→ **Task directions**
Every line that contains the word "SEMA" should be copied.

→ **Provided entries**
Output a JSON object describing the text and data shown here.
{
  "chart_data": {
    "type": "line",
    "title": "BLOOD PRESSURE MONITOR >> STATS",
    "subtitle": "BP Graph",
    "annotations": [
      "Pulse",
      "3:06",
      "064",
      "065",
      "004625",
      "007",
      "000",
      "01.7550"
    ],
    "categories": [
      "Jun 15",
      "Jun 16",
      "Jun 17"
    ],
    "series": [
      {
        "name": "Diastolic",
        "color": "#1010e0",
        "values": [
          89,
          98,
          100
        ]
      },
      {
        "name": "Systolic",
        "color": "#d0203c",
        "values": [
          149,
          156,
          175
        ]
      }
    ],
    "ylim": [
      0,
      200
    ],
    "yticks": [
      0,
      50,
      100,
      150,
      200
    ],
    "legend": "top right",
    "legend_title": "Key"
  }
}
--
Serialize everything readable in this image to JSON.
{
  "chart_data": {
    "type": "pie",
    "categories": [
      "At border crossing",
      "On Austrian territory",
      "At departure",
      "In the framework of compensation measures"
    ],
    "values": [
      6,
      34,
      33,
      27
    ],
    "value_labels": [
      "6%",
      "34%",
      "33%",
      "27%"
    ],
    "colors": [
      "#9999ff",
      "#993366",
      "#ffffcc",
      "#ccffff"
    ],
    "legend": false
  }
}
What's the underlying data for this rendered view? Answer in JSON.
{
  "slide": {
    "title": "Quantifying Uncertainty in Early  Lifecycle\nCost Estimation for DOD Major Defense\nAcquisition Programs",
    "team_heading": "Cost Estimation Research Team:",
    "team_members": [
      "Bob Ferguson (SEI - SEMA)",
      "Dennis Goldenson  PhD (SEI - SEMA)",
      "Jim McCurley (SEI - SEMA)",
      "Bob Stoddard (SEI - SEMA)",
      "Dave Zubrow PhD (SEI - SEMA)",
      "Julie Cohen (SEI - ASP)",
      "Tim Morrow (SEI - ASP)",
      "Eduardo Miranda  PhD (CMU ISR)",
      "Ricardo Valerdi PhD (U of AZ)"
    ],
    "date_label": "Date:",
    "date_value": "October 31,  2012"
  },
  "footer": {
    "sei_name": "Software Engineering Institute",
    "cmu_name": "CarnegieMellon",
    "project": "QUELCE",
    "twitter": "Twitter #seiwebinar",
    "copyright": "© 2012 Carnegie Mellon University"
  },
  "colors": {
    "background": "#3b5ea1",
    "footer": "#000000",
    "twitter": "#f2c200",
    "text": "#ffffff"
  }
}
==
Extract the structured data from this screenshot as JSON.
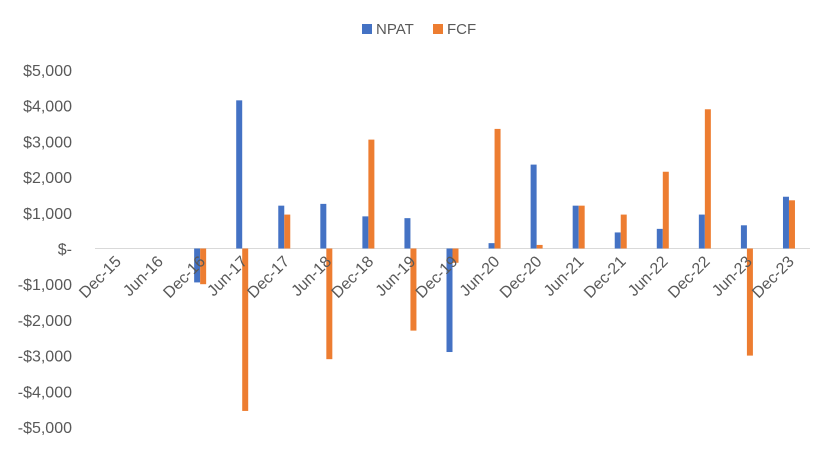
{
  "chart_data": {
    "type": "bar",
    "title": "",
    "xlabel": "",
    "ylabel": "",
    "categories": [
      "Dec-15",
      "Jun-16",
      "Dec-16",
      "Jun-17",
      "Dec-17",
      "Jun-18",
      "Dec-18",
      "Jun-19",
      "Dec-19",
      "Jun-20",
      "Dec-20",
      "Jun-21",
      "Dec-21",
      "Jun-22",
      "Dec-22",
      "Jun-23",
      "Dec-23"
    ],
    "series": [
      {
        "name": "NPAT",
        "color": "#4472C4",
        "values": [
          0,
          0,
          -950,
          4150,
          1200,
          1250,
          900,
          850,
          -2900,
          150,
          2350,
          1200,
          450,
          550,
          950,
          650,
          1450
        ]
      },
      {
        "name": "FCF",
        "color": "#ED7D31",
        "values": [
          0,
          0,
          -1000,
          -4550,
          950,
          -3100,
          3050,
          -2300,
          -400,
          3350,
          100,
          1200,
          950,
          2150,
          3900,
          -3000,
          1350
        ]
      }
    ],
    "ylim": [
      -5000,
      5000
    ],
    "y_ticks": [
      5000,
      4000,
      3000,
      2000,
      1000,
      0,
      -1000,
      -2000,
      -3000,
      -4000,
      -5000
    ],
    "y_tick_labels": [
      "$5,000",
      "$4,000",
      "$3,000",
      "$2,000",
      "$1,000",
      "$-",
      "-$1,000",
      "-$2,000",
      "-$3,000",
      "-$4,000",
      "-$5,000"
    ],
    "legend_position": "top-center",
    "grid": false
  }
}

→ **Answer for the task**
      "Bob Ferguson (SEI - SEMA)",
      "Dennis Goldenson  PhD (SEI - SEMA)",
      "Jim McCurley (SEI - SEMA)",
      "Bob Stoddard (SEI - SEMA)",
      "Dave Zubrow PhD (SEI - SEMA)",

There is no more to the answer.